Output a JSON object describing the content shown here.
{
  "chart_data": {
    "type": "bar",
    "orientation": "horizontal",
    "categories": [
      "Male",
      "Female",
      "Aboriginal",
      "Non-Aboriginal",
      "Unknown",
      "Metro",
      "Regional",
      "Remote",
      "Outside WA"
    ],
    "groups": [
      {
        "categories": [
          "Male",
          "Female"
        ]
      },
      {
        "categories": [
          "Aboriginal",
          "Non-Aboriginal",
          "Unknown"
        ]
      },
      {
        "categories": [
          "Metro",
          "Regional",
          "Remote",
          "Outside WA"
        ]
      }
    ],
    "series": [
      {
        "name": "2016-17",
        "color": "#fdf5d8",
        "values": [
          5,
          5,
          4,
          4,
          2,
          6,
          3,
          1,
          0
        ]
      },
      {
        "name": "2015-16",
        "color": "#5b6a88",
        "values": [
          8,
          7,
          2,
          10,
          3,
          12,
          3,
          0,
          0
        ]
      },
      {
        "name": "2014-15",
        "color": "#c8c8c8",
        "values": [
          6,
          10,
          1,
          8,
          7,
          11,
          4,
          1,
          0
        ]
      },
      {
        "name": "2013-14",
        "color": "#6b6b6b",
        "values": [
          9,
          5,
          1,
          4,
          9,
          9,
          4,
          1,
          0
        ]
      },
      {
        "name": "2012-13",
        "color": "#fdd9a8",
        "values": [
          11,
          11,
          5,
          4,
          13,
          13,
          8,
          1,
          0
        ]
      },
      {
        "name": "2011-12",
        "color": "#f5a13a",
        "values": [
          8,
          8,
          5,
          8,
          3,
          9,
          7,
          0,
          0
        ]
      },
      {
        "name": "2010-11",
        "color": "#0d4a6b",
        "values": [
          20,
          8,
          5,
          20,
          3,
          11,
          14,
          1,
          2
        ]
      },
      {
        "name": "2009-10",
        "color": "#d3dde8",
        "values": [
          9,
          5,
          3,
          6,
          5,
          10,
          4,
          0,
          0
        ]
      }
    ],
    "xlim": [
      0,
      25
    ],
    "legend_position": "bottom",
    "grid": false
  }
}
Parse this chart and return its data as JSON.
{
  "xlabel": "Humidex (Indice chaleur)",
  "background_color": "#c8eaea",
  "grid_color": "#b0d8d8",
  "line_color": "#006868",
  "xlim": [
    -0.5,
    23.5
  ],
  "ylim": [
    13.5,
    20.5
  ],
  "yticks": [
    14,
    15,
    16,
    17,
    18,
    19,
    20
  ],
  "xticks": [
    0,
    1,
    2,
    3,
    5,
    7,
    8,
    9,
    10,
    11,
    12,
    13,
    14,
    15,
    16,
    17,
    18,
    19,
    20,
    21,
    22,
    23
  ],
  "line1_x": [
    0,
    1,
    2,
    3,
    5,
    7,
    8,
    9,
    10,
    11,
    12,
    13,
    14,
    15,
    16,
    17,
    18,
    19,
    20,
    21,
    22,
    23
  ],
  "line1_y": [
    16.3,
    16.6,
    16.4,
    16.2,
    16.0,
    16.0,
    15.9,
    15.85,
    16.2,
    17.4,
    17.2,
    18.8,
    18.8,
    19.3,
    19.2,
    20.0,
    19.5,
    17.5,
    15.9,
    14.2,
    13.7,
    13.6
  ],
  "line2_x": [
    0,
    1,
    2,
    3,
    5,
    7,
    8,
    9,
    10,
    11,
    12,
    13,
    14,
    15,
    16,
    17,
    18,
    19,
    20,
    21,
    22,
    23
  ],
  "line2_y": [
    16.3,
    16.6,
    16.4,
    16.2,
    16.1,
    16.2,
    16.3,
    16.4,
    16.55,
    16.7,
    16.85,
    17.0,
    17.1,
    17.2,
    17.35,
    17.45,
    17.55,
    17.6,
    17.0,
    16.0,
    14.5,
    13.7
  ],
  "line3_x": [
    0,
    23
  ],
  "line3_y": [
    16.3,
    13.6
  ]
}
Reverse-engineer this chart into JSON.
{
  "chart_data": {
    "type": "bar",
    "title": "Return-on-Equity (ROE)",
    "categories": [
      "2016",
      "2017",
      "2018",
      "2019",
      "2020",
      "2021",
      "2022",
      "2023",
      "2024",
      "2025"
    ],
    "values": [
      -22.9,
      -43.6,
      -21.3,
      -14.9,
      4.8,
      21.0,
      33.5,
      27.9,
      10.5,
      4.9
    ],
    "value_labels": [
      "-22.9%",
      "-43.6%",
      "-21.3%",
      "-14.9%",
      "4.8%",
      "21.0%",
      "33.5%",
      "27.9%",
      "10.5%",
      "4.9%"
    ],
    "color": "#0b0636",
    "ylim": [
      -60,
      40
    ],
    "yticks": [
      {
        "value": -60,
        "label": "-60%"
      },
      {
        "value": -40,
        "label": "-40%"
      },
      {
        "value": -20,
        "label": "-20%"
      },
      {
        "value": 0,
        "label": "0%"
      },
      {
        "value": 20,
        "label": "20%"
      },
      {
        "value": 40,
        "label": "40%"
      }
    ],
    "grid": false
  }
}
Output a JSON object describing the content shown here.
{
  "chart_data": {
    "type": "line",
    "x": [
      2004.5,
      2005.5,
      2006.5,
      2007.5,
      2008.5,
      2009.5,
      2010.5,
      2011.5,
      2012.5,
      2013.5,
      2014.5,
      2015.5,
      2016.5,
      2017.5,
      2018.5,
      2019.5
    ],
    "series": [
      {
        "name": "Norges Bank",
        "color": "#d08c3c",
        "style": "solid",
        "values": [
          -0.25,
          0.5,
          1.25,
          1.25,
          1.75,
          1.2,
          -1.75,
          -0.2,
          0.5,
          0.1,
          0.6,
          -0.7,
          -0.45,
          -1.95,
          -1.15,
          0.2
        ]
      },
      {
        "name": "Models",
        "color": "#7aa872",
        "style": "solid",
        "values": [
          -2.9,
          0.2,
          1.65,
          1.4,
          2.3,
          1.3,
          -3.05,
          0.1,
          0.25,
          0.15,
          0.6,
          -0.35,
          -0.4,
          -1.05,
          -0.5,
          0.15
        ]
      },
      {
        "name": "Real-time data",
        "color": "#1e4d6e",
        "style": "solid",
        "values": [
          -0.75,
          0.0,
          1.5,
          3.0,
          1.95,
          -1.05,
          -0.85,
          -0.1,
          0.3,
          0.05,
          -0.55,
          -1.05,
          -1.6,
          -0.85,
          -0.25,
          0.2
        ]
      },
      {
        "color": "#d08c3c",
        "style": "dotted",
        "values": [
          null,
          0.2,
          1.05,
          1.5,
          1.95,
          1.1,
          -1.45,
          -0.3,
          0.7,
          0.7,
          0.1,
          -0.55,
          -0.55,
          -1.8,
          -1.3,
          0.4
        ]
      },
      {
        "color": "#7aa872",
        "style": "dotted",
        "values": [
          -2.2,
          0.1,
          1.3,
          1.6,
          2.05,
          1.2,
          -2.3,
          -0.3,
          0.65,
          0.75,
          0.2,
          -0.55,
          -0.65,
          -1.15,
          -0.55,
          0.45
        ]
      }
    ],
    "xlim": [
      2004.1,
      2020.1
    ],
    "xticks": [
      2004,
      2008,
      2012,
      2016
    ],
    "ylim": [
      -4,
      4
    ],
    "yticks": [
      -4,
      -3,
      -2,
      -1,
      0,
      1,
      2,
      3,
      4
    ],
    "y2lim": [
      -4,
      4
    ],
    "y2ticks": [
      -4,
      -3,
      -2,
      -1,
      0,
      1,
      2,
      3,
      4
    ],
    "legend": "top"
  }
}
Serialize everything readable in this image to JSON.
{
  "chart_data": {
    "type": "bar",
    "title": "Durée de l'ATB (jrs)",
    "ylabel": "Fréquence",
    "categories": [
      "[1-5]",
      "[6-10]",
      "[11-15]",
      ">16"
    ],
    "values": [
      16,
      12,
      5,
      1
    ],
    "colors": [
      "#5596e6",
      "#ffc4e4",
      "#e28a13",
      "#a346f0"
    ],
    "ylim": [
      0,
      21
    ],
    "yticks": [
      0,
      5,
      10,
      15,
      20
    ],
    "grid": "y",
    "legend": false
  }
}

^^^^^^^^

## REQUIREMENT
Count how many lines hold the string "name" and give that number alone.

## FINISHED TASK
11